Work task 1
Do these statements agree with the article on Georgia Senate committee changes? (a) Beach was reappointed to chair the Transportation Committee. (b) Ligon ran for reelection. (c) Burns served in Congress from 2003 to 2005. Answer yes or no for each, quoting the deciding words of the article.
Work task 2
Return word for word the passage of the article on Georgia Senate committee changes starting at "The senators held" and ending at "and Labor Committee.".

Provided text
-----

While senators typically keep their committee assignments unless they request a change — Hufstetler sought and was given a seat on the Rules Committee this year — there were a few shake-ups.

Two of the members who launched the most vocal attacks on Georgia’s election security this winter lost their chairs.

Sens. Brandon Beach, R-Alpharetta, and Burt Jones, R-Jackson, were among the four who clamored for a special session to investigate President Donald Trump’s false claims of election fraud. Sens. William Ligon, R-Brunswick, and Greg Dolezal, R-Cumming, also continued the push after being rebuffed by Gov. Brian Kemp and Duncan.

The senators held special committee hearings in early December that featured Trump attorney Rudy Giuliani presenting testimony that had been rejected — or omitted from lawsuits he filed — in courts around the country.

Ligon did not run for reelection and Dolezal, who took office in 2019, had no leadership position to lose. Beach, however, was not reappointed to chair the Transportation Committee and Jones no longer heads the Insurance and Labor Committee.

Sen. Dean Burke, R-Bainbridge, was named chair of the Labor Committee. He previously served as vice chair of the Health and Human Services Committee.

Sen. Frank Ginn, R-Danielsville, is the new chair of the Transportation Committee. He had chaired the Economic Development and Tourism Committee.

That seat went to Sen. Bruce Thompson, R-White, who had chaired the Veterans Committee last session. Sen. Kay Kirkpatrick, R-Marietta, got that assignment going forward.

Kirkpatrick’s Ethics Committee gavel went to Sen. Max Burns, R-Sylvania., This is Burns’ first year in the State Senate but he is a former U.S. Representative who served in Congress from 2003 to 2005.

‘They gave oxygen to a lie’

Meanwhile, Capitol Beat News Service reported that Democratic lawmakers in the Georgia Senate have introduced a resolution condemning the riot by supporters of President Donald Trump at the U.S. Capitol last week.

Sponsored by five Democratic senators, the resolution slams “the disgraceful actions of right-wing violence and sedition” that saw Trump supporters break into and vandalize the Capitol building. The riots disrupted Congress’ vote to certify President-elect Joe Biden’s win in the Nov. 3 general election.

-----

Document layout analysis data
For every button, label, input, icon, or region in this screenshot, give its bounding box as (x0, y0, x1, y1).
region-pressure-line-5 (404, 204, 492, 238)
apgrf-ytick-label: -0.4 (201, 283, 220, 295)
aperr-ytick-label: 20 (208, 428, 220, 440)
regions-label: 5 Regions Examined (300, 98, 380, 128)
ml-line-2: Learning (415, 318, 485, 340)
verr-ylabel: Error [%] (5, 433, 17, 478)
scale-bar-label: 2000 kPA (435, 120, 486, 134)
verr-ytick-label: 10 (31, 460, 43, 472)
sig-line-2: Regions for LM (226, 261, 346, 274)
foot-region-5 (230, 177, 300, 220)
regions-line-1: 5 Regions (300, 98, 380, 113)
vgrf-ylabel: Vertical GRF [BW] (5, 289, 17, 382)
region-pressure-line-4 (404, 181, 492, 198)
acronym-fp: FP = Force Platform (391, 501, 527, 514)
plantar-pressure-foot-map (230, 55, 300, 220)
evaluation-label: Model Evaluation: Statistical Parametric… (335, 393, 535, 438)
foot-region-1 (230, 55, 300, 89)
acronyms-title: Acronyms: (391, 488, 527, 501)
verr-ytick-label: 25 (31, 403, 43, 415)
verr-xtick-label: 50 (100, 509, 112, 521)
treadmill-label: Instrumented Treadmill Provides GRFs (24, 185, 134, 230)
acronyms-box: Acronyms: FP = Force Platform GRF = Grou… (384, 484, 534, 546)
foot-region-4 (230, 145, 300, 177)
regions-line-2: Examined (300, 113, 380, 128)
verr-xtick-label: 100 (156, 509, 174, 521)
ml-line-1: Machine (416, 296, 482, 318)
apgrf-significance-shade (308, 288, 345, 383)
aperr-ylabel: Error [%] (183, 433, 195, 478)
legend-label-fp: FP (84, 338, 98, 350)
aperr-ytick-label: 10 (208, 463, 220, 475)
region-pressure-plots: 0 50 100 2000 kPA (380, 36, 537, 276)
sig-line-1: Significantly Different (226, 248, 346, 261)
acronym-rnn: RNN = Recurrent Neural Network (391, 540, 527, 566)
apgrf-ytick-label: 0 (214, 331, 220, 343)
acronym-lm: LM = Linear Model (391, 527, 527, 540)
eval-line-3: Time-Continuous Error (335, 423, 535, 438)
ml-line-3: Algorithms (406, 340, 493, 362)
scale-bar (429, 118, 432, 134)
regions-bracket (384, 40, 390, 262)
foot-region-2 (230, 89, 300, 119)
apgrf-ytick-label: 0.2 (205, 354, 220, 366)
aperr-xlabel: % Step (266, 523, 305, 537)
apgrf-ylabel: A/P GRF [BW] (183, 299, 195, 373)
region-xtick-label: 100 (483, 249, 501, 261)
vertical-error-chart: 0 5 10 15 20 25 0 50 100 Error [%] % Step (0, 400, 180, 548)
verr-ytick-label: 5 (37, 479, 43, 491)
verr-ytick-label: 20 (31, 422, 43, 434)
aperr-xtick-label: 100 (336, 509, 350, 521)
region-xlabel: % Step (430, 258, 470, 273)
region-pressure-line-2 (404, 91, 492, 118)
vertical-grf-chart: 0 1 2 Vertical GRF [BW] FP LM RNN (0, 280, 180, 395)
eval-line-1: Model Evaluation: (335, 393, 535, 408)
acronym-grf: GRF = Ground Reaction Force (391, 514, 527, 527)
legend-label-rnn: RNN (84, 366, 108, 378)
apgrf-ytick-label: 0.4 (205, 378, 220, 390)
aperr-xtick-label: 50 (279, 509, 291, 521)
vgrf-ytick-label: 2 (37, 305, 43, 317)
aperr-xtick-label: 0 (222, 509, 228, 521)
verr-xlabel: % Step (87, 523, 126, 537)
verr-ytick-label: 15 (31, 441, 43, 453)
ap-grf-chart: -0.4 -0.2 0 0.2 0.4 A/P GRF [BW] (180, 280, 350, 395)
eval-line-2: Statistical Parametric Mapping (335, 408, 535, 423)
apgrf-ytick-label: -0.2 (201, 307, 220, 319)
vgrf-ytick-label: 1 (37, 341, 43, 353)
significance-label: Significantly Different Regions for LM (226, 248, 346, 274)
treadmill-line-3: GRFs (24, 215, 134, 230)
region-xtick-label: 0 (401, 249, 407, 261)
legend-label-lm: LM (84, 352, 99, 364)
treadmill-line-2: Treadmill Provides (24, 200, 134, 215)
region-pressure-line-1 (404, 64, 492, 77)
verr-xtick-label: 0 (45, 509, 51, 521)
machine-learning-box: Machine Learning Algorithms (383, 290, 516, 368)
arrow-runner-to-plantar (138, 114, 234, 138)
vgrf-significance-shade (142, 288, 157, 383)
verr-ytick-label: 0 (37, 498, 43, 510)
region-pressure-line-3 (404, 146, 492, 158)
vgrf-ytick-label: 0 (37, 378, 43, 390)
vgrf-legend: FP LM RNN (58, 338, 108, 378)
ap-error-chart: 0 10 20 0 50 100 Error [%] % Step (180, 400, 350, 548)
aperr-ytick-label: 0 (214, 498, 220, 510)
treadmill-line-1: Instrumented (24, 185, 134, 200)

-----

Written answer 1
(a) No: "Beach, however, was not reappointed to chair the Transportation Committee"
(b) No: "Ligon did not run for reelection"
(c) Yes: "he is a former U.S. Representative who served in Congress from 2003 to 2005"

Written answer 2
The senators held special committee hearings in early December that featured Trump attorney Rudy Giuliani presenting testimony that had been rejected — or omitted from lawsuits he filed — in courts around the country.

Ligon did not run for reelection and Dolezal, who took office in 2019, had no leadership position to lose. Beach, however, was not reappointed to chair the Transportation Committee and Jones no longer heads the Insurance and Labor Committee.